Data supplied:
———
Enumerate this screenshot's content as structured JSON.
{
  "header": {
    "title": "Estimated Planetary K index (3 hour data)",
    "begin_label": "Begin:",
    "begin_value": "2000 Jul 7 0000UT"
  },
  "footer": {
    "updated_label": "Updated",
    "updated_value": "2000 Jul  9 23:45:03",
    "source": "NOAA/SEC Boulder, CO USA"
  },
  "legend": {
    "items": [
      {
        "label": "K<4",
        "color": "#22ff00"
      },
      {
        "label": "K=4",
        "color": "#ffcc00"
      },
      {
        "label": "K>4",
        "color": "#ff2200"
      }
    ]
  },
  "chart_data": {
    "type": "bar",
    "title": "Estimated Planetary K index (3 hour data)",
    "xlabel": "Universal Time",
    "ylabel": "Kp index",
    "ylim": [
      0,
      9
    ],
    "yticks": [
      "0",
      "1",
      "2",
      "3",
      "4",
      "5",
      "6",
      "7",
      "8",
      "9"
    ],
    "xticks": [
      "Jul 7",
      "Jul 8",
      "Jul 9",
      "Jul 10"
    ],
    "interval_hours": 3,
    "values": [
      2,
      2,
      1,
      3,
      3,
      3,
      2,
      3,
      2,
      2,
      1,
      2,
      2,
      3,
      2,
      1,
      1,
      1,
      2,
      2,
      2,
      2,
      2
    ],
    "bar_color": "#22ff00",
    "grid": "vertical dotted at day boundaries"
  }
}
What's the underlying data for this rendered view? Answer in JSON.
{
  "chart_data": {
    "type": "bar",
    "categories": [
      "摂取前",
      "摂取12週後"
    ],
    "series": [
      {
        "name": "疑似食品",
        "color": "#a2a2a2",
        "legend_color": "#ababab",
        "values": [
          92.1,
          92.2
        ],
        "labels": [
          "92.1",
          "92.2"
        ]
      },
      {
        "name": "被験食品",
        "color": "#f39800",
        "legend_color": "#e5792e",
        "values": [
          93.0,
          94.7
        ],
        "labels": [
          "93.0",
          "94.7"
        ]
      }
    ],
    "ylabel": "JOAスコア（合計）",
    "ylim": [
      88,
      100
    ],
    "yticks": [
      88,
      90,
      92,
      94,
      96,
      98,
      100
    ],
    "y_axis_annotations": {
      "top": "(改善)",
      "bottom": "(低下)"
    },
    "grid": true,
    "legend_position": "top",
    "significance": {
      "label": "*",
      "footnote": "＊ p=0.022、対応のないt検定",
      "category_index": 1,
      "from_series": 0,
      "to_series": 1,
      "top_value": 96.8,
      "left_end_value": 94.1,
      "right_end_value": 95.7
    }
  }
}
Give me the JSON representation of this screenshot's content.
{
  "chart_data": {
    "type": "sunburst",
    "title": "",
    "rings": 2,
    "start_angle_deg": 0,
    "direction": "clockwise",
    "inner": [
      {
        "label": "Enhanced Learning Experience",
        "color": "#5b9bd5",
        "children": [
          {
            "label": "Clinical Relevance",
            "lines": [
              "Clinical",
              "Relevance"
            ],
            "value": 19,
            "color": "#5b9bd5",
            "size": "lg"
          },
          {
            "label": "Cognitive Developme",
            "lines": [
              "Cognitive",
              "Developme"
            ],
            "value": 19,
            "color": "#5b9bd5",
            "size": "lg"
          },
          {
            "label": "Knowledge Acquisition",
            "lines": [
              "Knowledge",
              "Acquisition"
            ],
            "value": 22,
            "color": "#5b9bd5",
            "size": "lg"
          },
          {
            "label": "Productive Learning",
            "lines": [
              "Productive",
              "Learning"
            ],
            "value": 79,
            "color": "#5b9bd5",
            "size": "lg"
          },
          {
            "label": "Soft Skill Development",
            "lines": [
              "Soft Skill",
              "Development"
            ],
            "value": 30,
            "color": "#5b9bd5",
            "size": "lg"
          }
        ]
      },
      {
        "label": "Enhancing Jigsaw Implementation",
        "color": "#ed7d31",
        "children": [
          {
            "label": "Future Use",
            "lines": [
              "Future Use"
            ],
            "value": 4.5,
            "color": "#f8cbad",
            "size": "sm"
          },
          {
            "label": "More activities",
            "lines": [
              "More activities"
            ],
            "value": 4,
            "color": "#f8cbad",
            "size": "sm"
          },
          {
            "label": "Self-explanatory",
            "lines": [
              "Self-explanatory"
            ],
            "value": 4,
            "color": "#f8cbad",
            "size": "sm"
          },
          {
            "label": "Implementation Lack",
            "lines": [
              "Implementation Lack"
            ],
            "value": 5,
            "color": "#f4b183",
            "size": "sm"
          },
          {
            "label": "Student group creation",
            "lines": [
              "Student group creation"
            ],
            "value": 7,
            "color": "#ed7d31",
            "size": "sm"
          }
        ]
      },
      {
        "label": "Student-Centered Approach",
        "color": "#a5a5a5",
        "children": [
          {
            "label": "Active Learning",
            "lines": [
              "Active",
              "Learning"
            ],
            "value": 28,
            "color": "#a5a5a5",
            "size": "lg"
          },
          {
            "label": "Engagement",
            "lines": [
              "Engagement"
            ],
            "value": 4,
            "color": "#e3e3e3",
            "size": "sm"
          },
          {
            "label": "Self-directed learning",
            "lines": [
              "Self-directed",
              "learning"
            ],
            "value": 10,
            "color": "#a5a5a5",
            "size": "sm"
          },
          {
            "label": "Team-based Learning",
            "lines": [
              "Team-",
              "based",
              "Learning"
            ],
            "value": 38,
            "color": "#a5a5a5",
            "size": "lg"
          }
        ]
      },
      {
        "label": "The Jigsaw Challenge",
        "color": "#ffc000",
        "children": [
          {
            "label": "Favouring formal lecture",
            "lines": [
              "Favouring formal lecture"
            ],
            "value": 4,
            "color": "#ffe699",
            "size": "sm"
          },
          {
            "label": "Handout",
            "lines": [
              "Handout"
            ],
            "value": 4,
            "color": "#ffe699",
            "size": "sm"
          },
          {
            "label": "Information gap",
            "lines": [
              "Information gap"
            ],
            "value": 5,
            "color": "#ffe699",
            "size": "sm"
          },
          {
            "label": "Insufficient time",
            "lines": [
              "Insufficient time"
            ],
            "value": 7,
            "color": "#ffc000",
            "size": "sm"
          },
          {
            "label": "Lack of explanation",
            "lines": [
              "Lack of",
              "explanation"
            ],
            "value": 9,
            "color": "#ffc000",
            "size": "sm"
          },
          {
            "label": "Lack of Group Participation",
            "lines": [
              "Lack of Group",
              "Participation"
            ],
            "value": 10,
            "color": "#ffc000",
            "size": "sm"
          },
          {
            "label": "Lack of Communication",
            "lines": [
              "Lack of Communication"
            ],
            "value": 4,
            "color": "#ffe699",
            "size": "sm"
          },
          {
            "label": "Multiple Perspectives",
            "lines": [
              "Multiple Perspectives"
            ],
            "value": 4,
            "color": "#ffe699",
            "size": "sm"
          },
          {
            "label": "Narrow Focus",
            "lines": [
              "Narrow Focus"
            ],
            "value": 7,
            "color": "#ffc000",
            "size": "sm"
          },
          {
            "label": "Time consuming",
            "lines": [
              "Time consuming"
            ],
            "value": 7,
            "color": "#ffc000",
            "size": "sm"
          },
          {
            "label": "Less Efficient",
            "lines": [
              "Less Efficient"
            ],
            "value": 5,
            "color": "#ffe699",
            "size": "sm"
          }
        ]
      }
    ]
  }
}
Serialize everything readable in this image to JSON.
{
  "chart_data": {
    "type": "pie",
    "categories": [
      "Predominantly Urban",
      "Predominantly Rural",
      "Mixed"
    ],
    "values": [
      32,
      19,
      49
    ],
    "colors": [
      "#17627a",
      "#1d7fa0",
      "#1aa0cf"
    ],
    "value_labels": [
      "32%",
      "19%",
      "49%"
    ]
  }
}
———
Stated exercise: Copy all of the material word for word.

Solution to this problem:
Enumerate this screenshot's content as structured JSON.
{
  "header": {
    "title": "Estimated Planetary K index (3 hour data)",
    "begin_label": "Begin:",
    "begin_value": "2000 Jul 7 0000UT"
  },
  "footer": {
    "updated_label": "Updated",
    "updated_value": "2000 Jul  9 23:45:03",
    "source": "NOAA/SEC Boulder, CO USA"
  },
  "legend": {
    "items": [
      {
        "label": "K<4",
        "color": "#22ff00"
      },
      {
        "label": "K=4",
        "color": "#ffcc00"
      },
      {
        "label": "K>4",
        "color": "#ff2200"
      }
    ]
  },
  "chart_data": {
    "type": "bar",
    "title": "Estimated Planetary K index (3 hour data)",
    "xlabel": "Universal Time",
    "ylabel": "Kp index",
    "ylim": [
      0,
      9
    ],
    "yticks": [
      "0",
      "1",
      "2",
      "3",
      "4",
      "5",
      "6",
      "7",
      "8",
      "9"
    ],
    "xticks": [
      "Jul 7",
      "Jul 8",
      "Jul 9",
      "Jul 10"
    ],
    "interval_hours": 3,
    "values": [
      2,
      2,
      1,
      3,
      3,
      3,
      2,
      3,
      2,
      2,
      1,
      2,
      2,
      3,
      2,
      1,
      1,
      1,
      2,
      2,
      2,
      2,
      2
    ],
    "bar_color": "#22ff00",
    "grid": "vertical dotted at day boundaries"
  }
}
What's the underlying data for this rendered view? Answer in JSON.
{
  "chart_data": {
    "type": "bar",
    "categories": [
      "摂取前",
      "摂取12週後"
    ],
    "series": [
      {
        "name": "疑似食品",
        "color": "#a2a2a2",
        "legend_color": "#ababab",
        "values": [
          92.1,
          92.2
        ],
        "labels": [
          "92.1",
          "92.2"
        ]
      },
      {
        "name": "被験食品",
        "color": "#f39800",
        "legend_color": "#e5792e",
        "values": [
          93.0,
          94.7
        ],
        "labels": [
          "93.0",
          "94.7"
        ]
      }
    ],
    "ylabel": "JOAスコア（合計）",
    "ylim": [
      88,
      100
    ],
    "yticks": [
      88,
      90,
      92,
      94,
      96,
      98,
      100
    ],
    "y_axis_annotations": {
      "top": "(改善)",
      "bottom": "(低下)"
    },
    "grid": true,
    "legend_position": "top",
    "significance": {
      "label": "*",
      "footnote": "＊ p=0.022、対応のないt検定",
      "category_index": 1,
      "from_series": 0,
      "to_series": 1,
      "top_value": 96.8,
      "left_end_value": 94.1,
      "right_end_value": 95.7
    }
  }
}
Give me the JSON representation of this screenshot's content.
{
  "chart_data": {
    "type": "sunburst",
    "title": "",
    "rings": 2,
    "start_angle_deg": 0,
    "direction": "clockwise",
    "inner": [
      {
        "label": "Enhanced Learning Experience",
        "color": "#5b9bd5",
        "children": [
          {
            "label": "Clinical Relevance",
            "lines": [
              "Clinical",
              "Relevance"
            ],
            "value": 19,
            "color": "#5b9bd5",
            "size": "lg"
          },
          {
            "label": "Cognitive Developme",
            "lines": [
              "Cognitive",
              "Developme"
            ],
            "value": 19,
            "color": "#5b9bd5",
            "size": "lg"
          },
          {
            "label": "Knowledge Acquisition",
            "lines": [
              "Knowledge",
              "Acquisition"
            ],
            "value": 22,
            "color": "#5b9bd5",
            "size": "lg"
          },
          {
            "label": "Productive Learning",
            "lines": [
              "Productive",
              "Learning"
            ],
            "value": 79,
            "color": "#5b9bd5",
            "size": "lg"
          },
          {
            "label": "Soft Skill Development",
            "lines": [
              "Soft Skill",
              "Development"
            ],
            "value": 30,
            "color": "#5b9bd5",
            "size": "lg"
          }
        ]
      },
      {
        "label": "Enhancing Jigsaw Implementation",
        "color": "#ed7d31",
        "children": [
          {
            "label": "Future Use",
            "lines": [
              "Future Use"
            ],
            "value": 4.5,
            "color": "#f8cbad",
            "size": "sm"
          },
          {
            "label": "More activities",
            "lines": [
              "More activities"
            ],
            "value": 4,
            "color": "#f8cbad",
            "size": "sm"
          },
          {
            "label": "Self-explanatory",
            "lines": [
              "Self-explanatory"
            ],
            "value": 4,
            "color": "#f8cbad",
            "size": "sm"
          },
          {
            "label": "Implementation Lack",
            "lines": [
              "Implementation Lack"
            ],
            "value": 5,
            "color": "#f4b183",
            "size": "sm"
          },
          {
            "label": "Student group creation",
            "lines": [
              "Student group creation"
            ],
            "value": 7,
            "color": "#ed7d31",
            "size": "sm"
          }
        ]
      },
      {
        "label": "Student-Centered Approach",
        "color": "#a5a5a5",
        "children": [
          {
            "label": "Active Learning",
            "lines": [
              "Active",
              "Learning"
            ],
            "value": 28,
            "color": "#a5a5a5",
            "size": "lg"
          },
          {
            "label": "Engagement",
            "lines": [
              "Engagement"
            ],
            "value": 4,
            "color": "#e3e3e3",
            "size": "sm"
          },
          {
            "label": "Self-directed learning",
            "lines": [
              "Self-directed",
              "learning"
            ],
            "value": 10,
            "color": "#a5a5a5",
            "size": "sm"
          },
          {
            "label": "Team-based Learning",
            "lines": [
              "Team-",
              "based",
              "Learning"
            ],
            "value": 38,
            "color": "#a5a5a5",
            "size": "lg"
          }
        ]
      },
      {
        "label": "The Jigsaw Challenge",
        "color": "#ffc000",
        "children": [
          {
            "label": "Favouring formal lecture",
            "lines": [
              "Favouring formal lecture"
            ],
            "value": 4,
            "color": "#ffe699",
            "size": "sm"
          },
          {
            "label": "Handout",
            "lines": [
              "Handout"
            ],
            "value": 4,
            "color": "#ffe699",
            "size": "sm"
          },
          {
            "label": "Information gap",
            "lines": [
              "Information gap"
            ],
            "value": 5,
            "color": "#ffe699",
            "size": "sm"
          },
          {
            "label": "Insufficient time",
            "lines": [
              "Insufficient time"
            ],
            "value": 7,
            "color": "#ffc000",
            "size": "sm"
          },
          {
            "label": "Lack of explanation",
            "lines": [
              "Lack of",
              "explanation"
            ],
            "value": 9,
            "color": "#ffc000",
            "size": "sm"
          },
          {
            "label": "Lack of Group Participation",
            "lines": [
              "Lack of Group",
              "Participation"
            ],
            "value": 10,
            "color": "#ffc000",
            "size": "sm"
          },
          {
            "label": "Lack of Communication",
            "lines": [
              "Lack of Communication"
            ],
            "value": 4,
            "color": "#ffe699",
            "size": "sm"
          },
          {
            "label": "Multiple Perspectives",
            "lines": [
              "Multiple Perspectives"
            ],
            "value": 4,
            "color": "#ffe699",
            "size": "sm"
          },
          {
            "label": "Narrow Focus",
            "lines": [
              "Narrow Focus"
            ],
            "value": 7,
            "color": "#ffc000",
            "size": "sm"
          },
          {
            "label": "Time consuming",
            "lines": [
              "Time consuming"
            ],
            "value": 7,
            "color": "#ffc000",
            "size": "sm"
          },
          {
            "label": "Less Efficient",
            "lines": [
              "Less Efficient"
            ],
            "value": 5,
            "color": "#ffe699",
            "size": "sm"
          }
        ]
      }
    ]
  }
}
Serialize everything readable in this image to JSON.
{
  "chart_data": {
    "type": "pie",
    "categories": [
      "Predominantly Urban",
      "Predominantly Rural",
      "Mixed"
    ],
    "values": [
      32,
      19,
      49
    ],
    "colors": [
      "#17627a",
      "#1d7fa0",
      "#1aa0cf"
    ],
    "value_labels": [
      "32%",
      "19%",
      "49%"
    ]
  }
}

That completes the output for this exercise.